Scholarship of Teaching and Learning
Overview
At the center of higher education is excellence in teaching to foster student success. The Scholarship of Teaching and Learning is fundamentally about enhancing teaching practices and thus improving student outcomes. How so? To answer that let’s first go through some definitions.
What is The Scholarship of Teaching and Learning (SoTL)?
The Scholarship of Teaching and Learning (SoTL) can be defined as systematic and methodologically rigorous research of teaching and learning effectiveness. Faculty, and educators who conduct SoTL research bring their knowledge of the scientific method to the classroom with the aim to investigate their teaching practices and to explore how these practices impact student learning. Additionally, a crucial component of SoTL is the dissemination of knowledge gained in order to bridge gaps and further the extant literature.

→ Set exercise 1: List every heading in the excerpt on the Scholarship of Teaching and Learning, counting its title.
→ Set exercise 2: Write what comes next in the overview of the Scholarship of Teaching and Learning, picking up after its final sentence.

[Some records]
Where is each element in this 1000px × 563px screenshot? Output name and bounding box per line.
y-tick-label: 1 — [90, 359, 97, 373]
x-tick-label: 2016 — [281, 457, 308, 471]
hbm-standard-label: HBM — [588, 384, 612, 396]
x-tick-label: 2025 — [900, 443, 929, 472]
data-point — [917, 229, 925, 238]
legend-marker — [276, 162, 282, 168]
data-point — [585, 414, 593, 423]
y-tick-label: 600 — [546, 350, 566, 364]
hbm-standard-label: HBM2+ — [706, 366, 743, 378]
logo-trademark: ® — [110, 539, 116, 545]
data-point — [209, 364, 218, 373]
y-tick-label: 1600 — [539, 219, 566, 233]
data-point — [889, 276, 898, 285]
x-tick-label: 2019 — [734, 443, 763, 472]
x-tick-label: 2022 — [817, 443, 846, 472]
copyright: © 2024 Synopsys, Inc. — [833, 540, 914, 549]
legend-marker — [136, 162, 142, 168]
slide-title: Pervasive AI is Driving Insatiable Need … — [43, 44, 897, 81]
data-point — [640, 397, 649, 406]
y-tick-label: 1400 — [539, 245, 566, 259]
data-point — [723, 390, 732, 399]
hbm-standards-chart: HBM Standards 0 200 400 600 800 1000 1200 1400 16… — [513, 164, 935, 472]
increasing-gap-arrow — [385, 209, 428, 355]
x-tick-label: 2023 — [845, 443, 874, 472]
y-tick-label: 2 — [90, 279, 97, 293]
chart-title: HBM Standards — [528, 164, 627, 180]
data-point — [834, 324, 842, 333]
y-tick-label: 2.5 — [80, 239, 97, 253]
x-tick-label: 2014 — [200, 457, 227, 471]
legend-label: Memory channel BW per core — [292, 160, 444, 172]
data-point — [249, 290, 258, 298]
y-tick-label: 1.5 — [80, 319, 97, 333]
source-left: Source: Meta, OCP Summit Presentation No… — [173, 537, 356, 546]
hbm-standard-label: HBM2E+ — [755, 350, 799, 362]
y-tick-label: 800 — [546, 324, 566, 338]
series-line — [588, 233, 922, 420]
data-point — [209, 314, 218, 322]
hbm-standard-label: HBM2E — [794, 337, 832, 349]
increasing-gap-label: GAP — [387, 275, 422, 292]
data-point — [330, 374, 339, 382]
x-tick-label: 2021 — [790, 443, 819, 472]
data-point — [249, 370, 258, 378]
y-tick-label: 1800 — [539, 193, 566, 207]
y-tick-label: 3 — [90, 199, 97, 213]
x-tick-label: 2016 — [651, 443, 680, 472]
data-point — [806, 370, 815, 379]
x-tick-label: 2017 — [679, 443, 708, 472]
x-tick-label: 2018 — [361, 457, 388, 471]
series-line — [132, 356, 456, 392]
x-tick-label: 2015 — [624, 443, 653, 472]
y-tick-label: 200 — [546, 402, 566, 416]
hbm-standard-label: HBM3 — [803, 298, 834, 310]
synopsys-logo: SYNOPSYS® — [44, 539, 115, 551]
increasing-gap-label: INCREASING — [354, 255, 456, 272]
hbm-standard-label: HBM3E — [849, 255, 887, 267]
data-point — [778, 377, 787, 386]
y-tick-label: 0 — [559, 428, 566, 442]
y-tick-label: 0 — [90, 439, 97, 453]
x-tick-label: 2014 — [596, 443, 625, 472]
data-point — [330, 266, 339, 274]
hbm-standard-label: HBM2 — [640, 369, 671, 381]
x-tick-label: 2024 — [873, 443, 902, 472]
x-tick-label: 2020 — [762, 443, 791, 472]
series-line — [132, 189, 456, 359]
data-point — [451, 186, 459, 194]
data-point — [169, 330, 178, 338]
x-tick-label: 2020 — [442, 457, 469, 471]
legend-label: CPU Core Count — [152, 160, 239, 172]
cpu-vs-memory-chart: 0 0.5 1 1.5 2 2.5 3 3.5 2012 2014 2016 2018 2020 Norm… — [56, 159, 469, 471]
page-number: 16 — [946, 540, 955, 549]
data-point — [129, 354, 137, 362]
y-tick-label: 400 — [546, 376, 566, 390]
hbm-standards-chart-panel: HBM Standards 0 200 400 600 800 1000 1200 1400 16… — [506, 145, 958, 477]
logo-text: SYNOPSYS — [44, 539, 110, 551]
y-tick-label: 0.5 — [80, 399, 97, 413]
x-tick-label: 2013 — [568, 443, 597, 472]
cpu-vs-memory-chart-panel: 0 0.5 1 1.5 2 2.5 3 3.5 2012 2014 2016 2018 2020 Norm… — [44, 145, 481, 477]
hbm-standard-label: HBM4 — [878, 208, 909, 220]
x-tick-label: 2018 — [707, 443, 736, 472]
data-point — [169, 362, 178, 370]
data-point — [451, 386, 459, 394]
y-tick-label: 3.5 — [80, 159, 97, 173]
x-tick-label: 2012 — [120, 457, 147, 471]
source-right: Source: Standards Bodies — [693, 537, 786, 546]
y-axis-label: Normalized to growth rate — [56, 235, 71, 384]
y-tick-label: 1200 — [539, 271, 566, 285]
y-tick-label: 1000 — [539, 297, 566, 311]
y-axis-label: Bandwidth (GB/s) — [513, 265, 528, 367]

→ Expected output 1:
Scholarship of Teaching and Learning
Overview
What is The Scholarship of Teaching and Learning (SoTL)?

→ Expected output 2:
When we talk about SoTL, the concept of scholarly teaching is almost always part of the conversation.
What is scholarly teaching?
Scholarly Teaching can be defined as the process of grounding teaching practice in
evidence and relevant literature. When faculty and educators engage in a reflective
process based on evidence from the literature to inform their teaching practice, they
are engaging in scholarly teaching.
There have been multiple models that conceptualized the relationship between scholarly teaching and the Scholarship of Teaching and Learning since Boyer coined the term in his seminal work Scholarship Reconsidered: Priorities of the Professoriate. The relationship can be described as ranging from two coexisting parallel concepts, to scholarly teaching as being a first step and SoTL as being a higher developmental stage, to the idea that scholarly teaching and SoTL provide organic, reciprocal support in the course of developing a more accurate understanding of teaching and learning.
How to use it?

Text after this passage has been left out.